* _ABOUT THIS EXERCISE_:
The answer must be every line of the records below that holds the word "referred".

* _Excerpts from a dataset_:
-------

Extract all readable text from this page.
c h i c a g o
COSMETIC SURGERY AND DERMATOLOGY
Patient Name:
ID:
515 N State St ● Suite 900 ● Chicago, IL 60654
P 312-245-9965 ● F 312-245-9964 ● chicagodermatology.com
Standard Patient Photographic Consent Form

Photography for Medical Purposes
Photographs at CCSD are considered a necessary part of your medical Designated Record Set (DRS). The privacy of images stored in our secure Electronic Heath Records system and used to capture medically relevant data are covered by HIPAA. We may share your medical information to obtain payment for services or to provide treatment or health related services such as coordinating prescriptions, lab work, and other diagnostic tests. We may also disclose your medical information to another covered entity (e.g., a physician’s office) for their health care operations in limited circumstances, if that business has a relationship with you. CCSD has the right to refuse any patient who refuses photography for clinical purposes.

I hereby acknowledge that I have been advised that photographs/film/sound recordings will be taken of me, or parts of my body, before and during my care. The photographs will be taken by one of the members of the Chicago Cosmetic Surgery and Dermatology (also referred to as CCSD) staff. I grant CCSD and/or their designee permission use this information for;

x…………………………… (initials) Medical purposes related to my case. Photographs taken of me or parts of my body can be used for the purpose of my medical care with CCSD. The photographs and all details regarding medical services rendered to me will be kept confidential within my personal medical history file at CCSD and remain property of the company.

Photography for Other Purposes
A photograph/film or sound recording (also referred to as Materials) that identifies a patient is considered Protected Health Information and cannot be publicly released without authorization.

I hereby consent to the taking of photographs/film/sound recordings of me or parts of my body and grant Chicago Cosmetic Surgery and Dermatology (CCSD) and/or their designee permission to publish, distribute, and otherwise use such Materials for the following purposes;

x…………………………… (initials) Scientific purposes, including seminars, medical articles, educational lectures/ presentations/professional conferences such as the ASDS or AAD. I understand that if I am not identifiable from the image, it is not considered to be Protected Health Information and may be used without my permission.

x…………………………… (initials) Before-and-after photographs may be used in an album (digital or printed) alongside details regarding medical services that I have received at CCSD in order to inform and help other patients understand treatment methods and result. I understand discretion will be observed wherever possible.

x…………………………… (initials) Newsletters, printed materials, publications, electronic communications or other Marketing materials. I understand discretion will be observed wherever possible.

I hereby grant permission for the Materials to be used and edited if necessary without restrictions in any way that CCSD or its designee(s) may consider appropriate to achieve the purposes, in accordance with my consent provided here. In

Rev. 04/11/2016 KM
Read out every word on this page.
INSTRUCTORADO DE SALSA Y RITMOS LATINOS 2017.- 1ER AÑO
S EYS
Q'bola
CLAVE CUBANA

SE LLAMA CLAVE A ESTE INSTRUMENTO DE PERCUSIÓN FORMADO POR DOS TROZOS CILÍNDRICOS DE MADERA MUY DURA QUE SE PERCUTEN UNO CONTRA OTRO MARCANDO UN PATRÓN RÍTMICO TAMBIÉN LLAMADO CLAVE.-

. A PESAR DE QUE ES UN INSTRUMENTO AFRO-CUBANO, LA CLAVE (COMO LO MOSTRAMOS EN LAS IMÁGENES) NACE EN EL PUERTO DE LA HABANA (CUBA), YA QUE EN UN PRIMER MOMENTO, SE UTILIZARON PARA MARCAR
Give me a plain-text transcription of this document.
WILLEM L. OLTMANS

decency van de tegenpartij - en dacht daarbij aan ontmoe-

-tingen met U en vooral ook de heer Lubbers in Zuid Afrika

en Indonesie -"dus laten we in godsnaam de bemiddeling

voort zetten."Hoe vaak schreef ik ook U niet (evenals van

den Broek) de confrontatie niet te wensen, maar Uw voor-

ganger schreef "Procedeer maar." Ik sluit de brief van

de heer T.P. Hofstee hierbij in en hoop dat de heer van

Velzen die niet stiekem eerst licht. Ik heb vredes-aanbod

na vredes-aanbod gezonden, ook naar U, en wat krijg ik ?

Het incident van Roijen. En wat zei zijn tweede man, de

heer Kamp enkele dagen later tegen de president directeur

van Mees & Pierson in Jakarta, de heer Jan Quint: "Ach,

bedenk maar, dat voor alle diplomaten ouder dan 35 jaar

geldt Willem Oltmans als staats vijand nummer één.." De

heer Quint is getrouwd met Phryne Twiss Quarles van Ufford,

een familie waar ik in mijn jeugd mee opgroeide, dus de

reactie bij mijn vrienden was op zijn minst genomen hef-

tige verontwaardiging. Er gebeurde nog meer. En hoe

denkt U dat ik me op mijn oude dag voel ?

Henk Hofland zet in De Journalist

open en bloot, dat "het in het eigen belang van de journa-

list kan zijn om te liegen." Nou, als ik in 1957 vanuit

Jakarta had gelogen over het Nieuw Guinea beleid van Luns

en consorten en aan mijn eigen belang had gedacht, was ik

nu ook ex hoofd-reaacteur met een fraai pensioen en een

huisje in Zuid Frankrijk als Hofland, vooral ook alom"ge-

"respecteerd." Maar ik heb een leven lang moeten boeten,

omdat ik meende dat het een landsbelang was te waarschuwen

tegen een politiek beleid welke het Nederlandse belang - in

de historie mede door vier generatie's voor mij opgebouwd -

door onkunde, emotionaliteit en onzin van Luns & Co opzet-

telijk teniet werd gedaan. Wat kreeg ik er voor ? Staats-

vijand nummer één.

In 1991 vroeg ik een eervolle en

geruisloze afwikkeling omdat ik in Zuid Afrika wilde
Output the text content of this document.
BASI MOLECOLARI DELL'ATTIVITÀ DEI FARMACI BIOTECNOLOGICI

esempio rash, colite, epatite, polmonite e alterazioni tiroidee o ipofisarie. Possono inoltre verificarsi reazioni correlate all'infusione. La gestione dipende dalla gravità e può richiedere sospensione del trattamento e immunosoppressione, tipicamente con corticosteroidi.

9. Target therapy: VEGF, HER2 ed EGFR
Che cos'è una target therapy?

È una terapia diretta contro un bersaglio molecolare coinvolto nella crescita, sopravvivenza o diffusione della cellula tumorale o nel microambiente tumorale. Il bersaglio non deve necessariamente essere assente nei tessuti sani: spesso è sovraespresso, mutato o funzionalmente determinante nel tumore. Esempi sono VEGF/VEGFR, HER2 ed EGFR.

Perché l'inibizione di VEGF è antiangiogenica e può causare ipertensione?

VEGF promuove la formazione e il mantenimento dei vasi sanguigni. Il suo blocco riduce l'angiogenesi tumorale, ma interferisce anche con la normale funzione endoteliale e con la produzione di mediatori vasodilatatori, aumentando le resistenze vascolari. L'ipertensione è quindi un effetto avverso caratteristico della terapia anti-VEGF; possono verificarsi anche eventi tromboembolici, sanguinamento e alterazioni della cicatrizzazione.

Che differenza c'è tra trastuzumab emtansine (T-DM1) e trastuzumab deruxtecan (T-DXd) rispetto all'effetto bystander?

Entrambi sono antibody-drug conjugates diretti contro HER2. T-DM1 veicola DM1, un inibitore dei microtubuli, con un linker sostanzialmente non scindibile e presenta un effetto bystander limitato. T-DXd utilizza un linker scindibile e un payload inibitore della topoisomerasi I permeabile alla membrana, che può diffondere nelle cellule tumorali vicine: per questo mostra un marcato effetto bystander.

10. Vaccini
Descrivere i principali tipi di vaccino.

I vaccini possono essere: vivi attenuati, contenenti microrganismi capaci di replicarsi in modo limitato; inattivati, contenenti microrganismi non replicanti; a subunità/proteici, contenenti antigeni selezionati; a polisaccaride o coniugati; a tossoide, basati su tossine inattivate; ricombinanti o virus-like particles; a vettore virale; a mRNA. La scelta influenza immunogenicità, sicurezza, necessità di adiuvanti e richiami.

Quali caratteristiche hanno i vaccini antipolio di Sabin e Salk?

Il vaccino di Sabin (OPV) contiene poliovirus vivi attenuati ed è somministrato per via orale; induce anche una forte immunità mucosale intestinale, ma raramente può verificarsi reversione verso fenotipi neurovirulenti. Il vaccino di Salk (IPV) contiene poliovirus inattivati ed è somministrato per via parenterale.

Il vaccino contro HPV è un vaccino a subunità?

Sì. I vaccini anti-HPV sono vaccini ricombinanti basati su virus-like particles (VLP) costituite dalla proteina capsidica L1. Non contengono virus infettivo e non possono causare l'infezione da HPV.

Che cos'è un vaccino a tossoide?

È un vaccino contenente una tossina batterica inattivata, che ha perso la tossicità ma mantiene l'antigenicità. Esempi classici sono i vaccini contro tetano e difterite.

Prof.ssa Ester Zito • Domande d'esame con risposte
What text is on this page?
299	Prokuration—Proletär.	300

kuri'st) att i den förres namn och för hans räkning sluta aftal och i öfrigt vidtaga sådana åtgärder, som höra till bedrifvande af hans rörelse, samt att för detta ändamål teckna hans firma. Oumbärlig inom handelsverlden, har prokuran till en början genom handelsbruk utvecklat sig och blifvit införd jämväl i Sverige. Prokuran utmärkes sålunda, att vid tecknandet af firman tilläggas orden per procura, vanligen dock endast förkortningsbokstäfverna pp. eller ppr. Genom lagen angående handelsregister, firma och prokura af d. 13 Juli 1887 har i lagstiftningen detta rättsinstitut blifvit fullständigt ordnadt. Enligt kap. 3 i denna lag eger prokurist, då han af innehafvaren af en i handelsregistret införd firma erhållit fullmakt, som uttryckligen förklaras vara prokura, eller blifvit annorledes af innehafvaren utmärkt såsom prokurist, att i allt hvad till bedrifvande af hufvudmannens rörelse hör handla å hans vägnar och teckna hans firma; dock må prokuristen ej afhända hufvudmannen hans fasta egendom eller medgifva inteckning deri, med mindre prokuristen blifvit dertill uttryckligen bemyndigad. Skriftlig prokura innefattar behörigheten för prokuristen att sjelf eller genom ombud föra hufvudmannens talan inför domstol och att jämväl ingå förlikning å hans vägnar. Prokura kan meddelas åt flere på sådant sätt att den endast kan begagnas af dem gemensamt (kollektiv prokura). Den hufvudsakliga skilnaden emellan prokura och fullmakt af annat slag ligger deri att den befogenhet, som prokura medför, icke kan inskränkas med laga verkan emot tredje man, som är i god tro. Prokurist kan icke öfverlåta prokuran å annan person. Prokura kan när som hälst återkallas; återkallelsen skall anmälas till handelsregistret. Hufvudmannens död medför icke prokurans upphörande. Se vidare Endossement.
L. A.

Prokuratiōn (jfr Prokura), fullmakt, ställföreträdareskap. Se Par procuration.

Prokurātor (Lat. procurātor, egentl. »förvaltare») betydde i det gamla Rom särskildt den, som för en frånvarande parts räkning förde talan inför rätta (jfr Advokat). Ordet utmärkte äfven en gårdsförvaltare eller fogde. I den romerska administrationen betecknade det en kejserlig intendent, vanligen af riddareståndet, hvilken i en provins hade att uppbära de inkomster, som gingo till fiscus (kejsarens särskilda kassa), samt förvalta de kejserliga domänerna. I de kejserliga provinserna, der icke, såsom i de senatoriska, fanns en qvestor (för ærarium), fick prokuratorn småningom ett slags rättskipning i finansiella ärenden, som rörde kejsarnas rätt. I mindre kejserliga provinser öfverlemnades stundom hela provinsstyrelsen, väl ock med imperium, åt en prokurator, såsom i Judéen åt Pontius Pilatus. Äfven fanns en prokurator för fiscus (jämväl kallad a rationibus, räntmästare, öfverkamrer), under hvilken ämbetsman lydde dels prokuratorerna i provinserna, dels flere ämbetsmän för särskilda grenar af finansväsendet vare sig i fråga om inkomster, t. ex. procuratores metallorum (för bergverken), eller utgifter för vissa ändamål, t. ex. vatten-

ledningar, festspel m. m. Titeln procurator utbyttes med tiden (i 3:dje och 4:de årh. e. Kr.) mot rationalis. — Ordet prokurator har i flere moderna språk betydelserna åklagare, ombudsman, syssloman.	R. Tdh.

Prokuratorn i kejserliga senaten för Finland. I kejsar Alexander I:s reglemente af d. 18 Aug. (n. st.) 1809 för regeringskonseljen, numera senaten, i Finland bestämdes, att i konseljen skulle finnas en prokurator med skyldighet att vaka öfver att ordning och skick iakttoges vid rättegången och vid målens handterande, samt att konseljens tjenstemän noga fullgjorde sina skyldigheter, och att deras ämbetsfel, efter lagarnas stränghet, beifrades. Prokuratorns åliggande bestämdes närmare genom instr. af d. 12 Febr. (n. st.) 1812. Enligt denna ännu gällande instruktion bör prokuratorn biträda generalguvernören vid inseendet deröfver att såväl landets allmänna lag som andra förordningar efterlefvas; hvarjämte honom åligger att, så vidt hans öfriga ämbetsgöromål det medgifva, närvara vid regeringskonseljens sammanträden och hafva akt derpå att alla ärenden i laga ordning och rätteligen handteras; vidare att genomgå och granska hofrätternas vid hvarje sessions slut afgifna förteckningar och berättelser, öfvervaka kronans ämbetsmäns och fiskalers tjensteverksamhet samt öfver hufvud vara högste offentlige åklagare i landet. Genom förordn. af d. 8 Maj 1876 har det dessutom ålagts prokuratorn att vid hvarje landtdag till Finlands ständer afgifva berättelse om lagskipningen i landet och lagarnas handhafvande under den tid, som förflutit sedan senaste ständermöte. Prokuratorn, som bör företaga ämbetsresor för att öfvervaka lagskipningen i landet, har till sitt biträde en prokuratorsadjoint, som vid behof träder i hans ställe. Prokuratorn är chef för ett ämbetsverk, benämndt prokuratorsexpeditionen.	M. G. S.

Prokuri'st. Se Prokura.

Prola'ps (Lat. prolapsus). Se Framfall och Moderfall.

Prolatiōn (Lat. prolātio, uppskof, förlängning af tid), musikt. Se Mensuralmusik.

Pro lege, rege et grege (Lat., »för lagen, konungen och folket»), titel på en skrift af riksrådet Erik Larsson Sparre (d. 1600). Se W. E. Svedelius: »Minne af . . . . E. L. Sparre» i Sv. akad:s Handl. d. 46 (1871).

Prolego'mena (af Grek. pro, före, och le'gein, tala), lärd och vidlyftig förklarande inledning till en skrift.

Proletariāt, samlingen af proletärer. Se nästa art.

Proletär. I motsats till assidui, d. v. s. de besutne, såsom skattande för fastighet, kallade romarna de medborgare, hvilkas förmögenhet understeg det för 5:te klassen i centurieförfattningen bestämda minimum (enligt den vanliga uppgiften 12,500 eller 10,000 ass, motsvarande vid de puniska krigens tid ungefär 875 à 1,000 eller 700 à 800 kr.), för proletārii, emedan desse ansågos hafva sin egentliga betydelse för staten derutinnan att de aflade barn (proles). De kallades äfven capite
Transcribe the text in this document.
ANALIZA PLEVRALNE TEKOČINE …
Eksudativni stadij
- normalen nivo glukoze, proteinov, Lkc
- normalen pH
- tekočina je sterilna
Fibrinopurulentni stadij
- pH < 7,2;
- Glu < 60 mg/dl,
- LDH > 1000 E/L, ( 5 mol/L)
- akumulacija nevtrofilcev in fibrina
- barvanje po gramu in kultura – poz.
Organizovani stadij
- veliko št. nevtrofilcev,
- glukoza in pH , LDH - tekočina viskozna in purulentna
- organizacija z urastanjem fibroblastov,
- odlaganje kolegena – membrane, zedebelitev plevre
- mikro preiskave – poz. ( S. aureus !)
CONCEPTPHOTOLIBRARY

-------

* _PROBLEM SOLUTION_:
I hereby acknowledge that I have been advised that photographs/film/sound recordings will be taken of me, or parts of my body, before and during my care. The photographs will be taken by one of the members of the Chicago Cosmetic Surgery and Dermatology (also referred to as CCSD) staff. I grant CCSD and/or their designee permission use this information for;
A photograph/film or sound recording (also referred to as Materials) that identifies a patient is considered Protected Health Information and cannot be publicly released without authorization.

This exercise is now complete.